Teks Dokumen >>
Sekilas Info

Kasus Dugaan Korupsi Pengadaan Tanah PLTMG 10 MW

Kejati Maluku Dinilai Cari Kesalahan Fery Tanaya

TERBENGKALAI - Proyek pembangunan PLTMG 10 MW yang terletak di Dusun Jiku Besar, Desa Namlea, Kecamatan Namlea, Kabupaten Buru yang terbengkalai hingga saat ini.

AMBON – Kejaksaan Tinggi (Kejati) Maluku dinilai mencari-cari kesalahan Fery Tanaya sebagai pemilik lahan yang dijadikan lokasi proyek pembangunan PLTMG 10 MW yang terletak di Dusun Jiku Besar, Desa Namlea, Kecamatan Namlea, Kabupaten Buru

Hal ini diungkapkan praktisi hukum Alvian Lekatompessy dalam keterangannya yang diterima malukuterkini.com, Senin (10/5/2021).

Dikatakan, propaganda pihak Kejati Maluku melalui media masa secara berjilid sejak tahun 2017 – 2020 bahwa terjadi korupsi (mark up) harga tanah sudah terjawab saat sidang praperadilan di Pengadilan Negeri Ambon beberapa waktu lalu.

“Fakta persidangan ternyata harga ganti rugi tanah yang diterima Fery Tanaya sama dengan pemilik lahan lainnya yaitu Rp. 125.000/meter persegi, dan anehnya  pihak Kejati Maluku sendiri turut serta dalam sosialisasi bagi pemilik lahan lainnya agar dapat menerima harga ganti rugi yang telah ditetapkan tersebut tapi kemudian pihak Kejati menyatakan ada dugaan mark up. Sungguh aneh,” katanya.

Dengan kenyataan ini, menurut Lekatompessy, tentu kepercayaan masyarakat Maluku terhadap institusi Kejaksaan Tinggi Maluku yang selama ini sangat diharapkan sebagai salah satu pilar penegakan hukum di daerah Maluku telah hilang dan dapat dikatakan Korps Adhiyaksa Maluku hilang kepercayaan.

Data Tercatat >>
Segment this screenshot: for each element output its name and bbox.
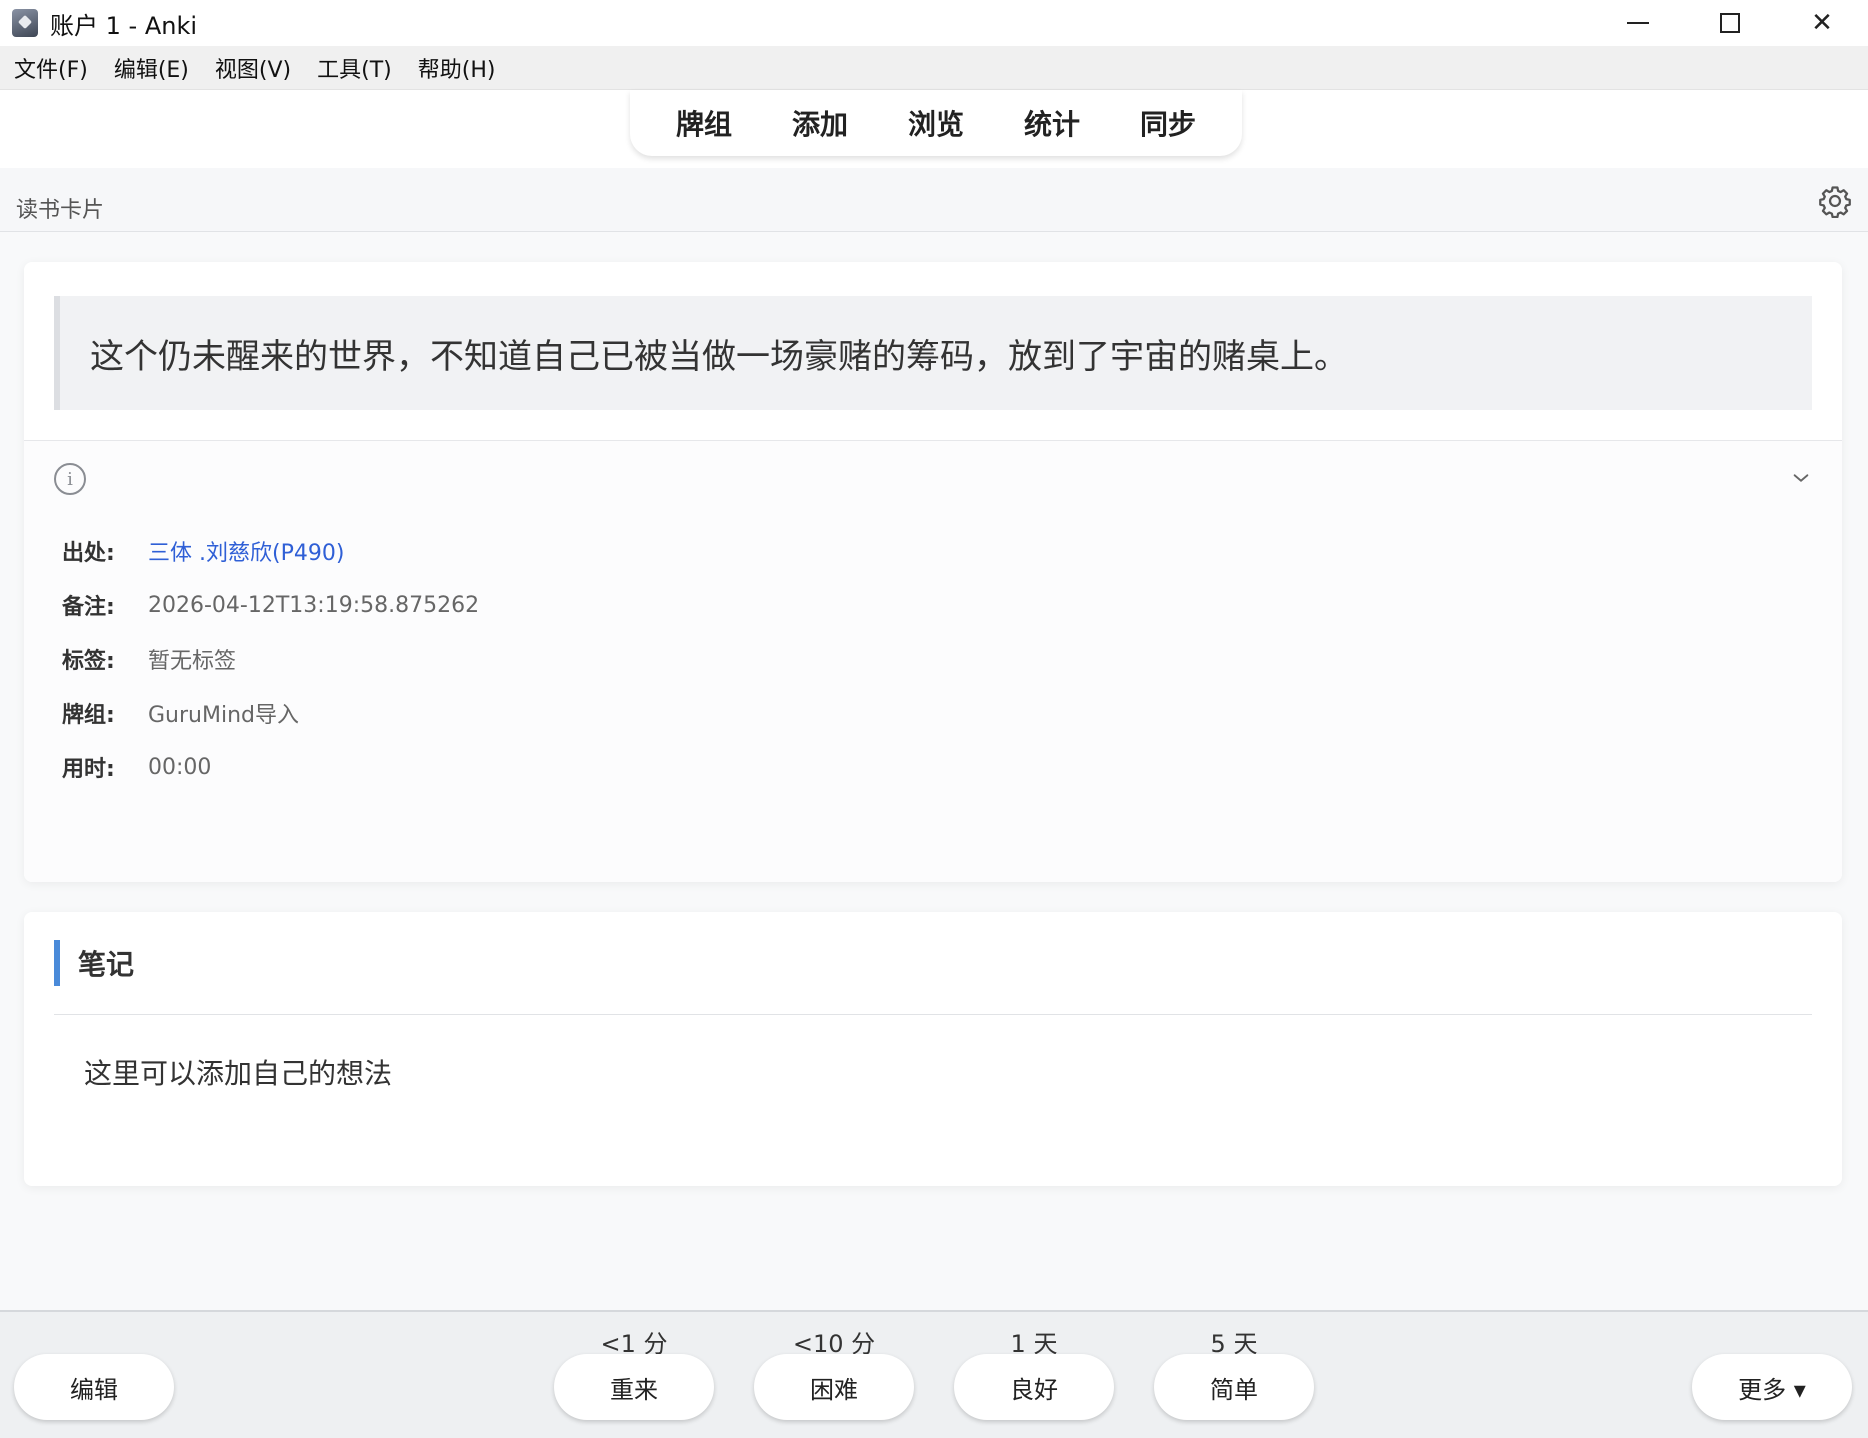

Yang Dikerjakan >> Tulis ulang bagian berita kasus PLTMG ini dari "Sekilas Info" sampai "beberapa waktu lalu.", termasuk kedua batas itu, dan ganti "praktisi hukum" dengan "pengamat hukum".

Penyelesaian Soal >>
Sekilas Info

Kasus Dugaan Korupsi Pengadaan Tanah PLTMG 10 MW

Kejati Maluku Dinilai Cari Kesalahan Fery Tanaya

TERBENGKALAI - Proyek pembangunan PLTMG 10 MW yang terletak di Dusun Jiku Besar, Desa Namlea, Kecamatan Namlea, Kabupaten Buru yang terbengkalai hingga saat ini.

AMBON – Kejaksaan Tinggi (Kejati) Maluku dinilai mencari-cari kesalahan Fery Tanaya sebagai pemilik lahan yang dijadikan lokasi proyek pembangunan PLTMG 10 MW yang terletak di Dusun Jiku Besar, Desa Namlea, Kecamatan Namlea, Kabupaten Buru

Hal ini diungkapkan pengamat hukum Alvian Lekatompessy dalam keterangannya yang diterima malukuterkini.com, Senin (10/5/2021).

Dikatakan, propaganda pihak Kejati Maluku melalui media masa secara berjilid sejak tahun 2017 – 2020 bahwa terjadi korupsi (mark up) harga tanah sudah terjawab saat sidang praperadilan di Pengadilan Negeri Ambon beberapa waktu lalu.